*OBJECTIVE:* Lay out the lines from the one containing "Output 16 of" down to the one containing "List all visible" as a numbered list, leaving out any blank lines.
== RECORDS SUPPLIED ==
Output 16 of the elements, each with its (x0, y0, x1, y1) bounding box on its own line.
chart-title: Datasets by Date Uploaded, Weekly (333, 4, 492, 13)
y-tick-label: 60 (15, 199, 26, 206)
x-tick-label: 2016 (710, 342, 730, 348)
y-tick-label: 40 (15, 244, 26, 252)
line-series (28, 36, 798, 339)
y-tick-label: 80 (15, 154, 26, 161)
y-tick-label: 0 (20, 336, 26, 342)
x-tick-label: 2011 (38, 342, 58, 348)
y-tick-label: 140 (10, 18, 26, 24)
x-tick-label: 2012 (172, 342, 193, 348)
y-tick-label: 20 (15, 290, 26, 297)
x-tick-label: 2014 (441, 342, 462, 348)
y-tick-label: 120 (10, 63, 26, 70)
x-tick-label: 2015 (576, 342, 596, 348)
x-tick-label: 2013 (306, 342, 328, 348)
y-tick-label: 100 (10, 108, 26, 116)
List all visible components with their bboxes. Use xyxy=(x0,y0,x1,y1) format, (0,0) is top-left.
===
== RECORDS SUPPLIED ==
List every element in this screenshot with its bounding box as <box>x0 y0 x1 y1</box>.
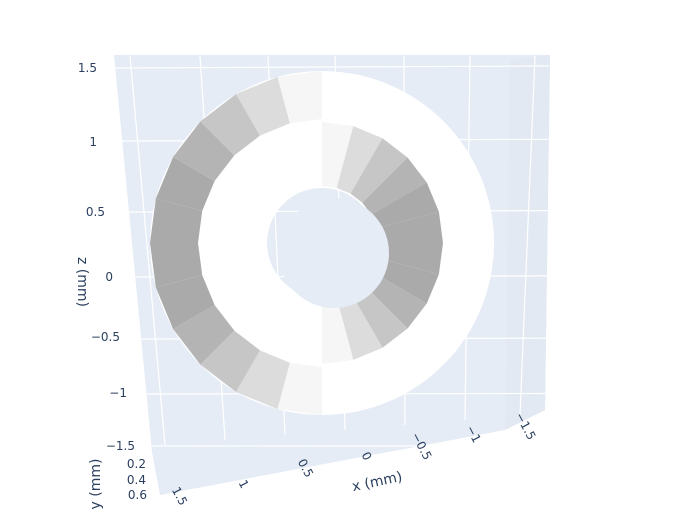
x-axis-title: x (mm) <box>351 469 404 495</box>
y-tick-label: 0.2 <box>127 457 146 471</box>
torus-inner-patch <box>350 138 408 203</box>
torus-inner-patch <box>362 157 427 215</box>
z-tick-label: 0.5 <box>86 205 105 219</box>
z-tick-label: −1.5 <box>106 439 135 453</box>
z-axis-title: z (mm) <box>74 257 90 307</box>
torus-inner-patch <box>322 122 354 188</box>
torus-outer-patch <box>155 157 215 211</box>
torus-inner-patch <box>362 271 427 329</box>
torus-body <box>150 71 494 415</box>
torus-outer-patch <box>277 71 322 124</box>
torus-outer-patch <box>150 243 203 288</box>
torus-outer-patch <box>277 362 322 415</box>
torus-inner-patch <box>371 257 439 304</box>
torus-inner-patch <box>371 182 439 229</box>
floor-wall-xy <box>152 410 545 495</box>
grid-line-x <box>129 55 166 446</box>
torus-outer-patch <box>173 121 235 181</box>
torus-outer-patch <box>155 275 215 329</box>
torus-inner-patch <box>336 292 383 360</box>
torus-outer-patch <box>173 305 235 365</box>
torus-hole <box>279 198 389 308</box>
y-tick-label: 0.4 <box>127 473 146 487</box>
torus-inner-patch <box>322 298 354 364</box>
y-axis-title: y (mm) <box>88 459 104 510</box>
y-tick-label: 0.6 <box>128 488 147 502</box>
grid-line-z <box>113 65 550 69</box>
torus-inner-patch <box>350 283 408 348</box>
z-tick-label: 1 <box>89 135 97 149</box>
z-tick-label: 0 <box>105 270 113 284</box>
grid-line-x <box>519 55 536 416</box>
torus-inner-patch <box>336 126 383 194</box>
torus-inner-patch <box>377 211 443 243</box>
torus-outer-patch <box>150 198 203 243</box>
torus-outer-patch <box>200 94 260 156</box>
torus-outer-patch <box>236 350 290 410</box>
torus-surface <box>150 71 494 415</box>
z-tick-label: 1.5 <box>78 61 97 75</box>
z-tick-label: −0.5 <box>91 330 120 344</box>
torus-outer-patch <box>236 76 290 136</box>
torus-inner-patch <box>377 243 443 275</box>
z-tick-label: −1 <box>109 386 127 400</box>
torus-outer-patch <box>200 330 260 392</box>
===
*CORRECT OUTPUT:*
1. Output 16 of the elements, each with its (x0, y0, x1, y1) bounding box on its own line.
2. chart-title: Datasets by Date Uploaded, Weekly (333, 4, 492, 13)
3. y-tick-label: 60 (15, 199, 26, 206)
4. x-tick-label: 2016 (710, 342, 730, 348)
5. y-tick-label: 40 (15, 244, 26, 252)
6. line-series (28, 36, 798, 339)
7. y-tick-label: 80 (15, 154, 26, 161)
8. y-tick-label: 0 (20, 336, 26, 342)
9. x-tick-label: 2011 (38, 342, 58, 348)
10. y-tick-label: 140 (10, 18, 26, 24)
11. x-tick-label: 2012 (172, 342, 193, 348)
12. y-tick-label: 20 (15, 290, 26, 297)
13. x-tick-label: 2014 (441, 342, 462, 348)
14. y-tick-label: 120 (10, 63, 26, 70)
15. x-tick-label: 2015 (576, 342, 596, 348)
16. x-tick-label: 2013 (306, 342, 328, 348)
17. y-tick-label: 100 (10, 108, 26, 116)
18. List all visible components with their bboxes. Use xyxy=(x0,y0,x1,y1) format, (0,0) is top-left.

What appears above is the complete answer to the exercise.